Find each line containing the string "text" and return it.

**RECORDS FOR THE TASK**
==================================================

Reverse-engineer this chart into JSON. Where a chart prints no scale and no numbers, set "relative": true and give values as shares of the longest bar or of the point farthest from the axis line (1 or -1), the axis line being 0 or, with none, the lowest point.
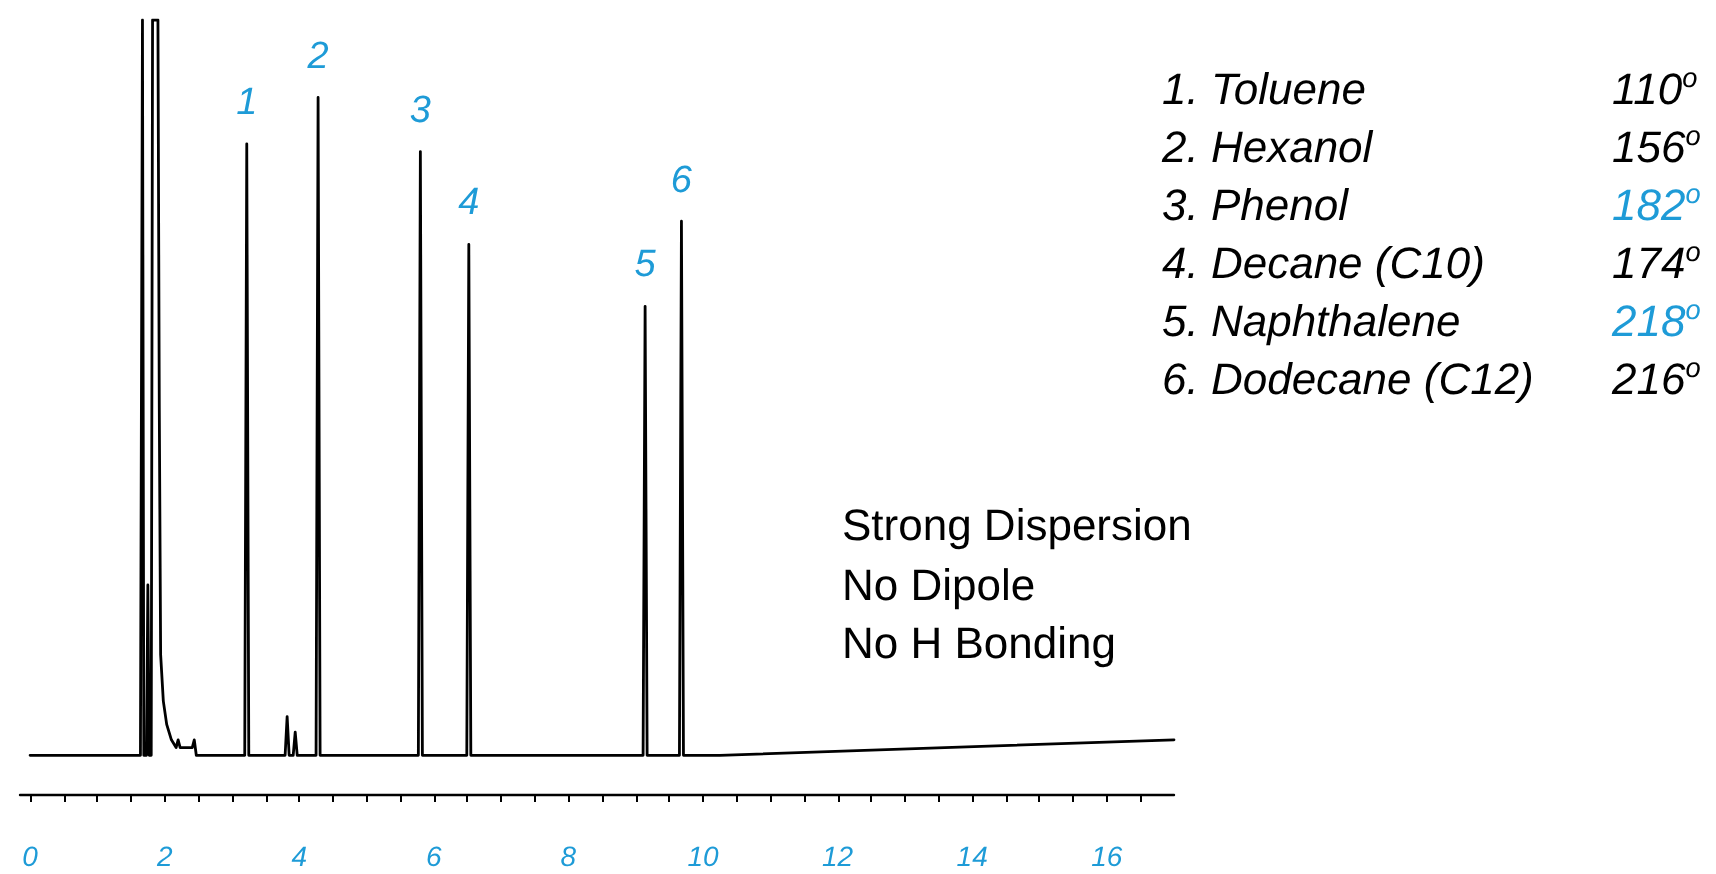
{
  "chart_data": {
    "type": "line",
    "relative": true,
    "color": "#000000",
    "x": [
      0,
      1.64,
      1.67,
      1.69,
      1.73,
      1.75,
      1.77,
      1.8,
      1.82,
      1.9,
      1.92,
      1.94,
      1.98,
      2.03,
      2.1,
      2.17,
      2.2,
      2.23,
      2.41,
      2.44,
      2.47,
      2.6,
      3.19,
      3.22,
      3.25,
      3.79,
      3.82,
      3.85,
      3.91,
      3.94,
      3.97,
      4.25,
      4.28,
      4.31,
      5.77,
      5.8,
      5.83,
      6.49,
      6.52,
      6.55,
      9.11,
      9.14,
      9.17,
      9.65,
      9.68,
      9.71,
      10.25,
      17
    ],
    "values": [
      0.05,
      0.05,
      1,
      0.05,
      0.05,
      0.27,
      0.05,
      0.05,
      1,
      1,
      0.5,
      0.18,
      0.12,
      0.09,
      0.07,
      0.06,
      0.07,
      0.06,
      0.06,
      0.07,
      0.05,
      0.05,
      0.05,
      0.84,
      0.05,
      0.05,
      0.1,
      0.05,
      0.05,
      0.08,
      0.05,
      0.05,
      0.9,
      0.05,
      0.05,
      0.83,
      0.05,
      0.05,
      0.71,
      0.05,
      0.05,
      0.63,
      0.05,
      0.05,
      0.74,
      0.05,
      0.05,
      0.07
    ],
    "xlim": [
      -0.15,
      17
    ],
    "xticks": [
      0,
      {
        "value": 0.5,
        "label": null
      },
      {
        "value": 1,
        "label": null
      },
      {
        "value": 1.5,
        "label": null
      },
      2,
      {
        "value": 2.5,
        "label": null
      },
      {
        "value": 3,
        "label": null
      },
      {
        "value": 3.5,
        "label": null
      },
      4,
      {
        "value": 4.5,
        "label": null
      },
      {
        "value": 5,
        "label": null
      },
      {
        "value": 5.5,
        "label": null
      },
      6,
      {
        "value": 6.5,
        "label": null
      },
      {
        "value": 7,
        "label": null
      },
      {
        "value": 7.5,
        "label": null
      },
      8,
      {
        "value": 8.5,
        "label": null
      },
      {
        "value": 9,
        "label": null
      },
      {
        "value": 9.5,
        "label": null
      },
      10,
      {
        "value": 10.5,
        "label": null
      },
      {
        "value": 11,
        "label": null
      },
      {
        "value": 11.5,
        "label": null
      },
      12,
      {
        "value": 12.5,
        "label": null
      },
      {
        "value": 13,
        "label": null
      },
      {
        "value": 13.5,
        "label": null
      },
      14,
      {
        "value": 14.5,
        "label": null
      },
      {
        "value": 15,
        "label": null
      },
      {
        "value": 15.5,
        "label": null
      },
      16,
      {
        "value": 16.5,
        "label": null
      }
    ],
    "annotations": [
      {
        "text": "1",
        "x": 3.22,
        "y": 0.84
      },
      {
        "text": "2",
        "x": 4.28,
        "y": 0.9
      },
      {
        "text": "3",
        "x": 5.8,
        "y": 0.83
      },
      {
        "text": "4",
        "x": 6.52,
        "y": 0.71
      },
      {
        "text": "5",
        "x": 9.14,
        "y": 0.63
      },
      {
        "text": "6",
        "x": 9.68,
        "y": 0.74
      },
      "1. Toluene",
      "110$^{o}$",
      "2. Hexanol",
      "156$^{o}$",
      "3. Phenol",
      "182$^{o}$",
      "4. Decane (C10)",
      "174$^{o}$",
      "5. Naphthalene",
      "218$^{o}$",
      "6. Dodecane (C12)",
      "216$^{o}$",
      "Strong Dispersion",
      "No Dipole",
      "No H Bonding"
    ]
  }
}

==================================================

**EXERCISE SOLUTION**
        "text": "1",
        "text": "2",
        "text": "3",
        "text": "4",
        "text": "5",
        "text": "6",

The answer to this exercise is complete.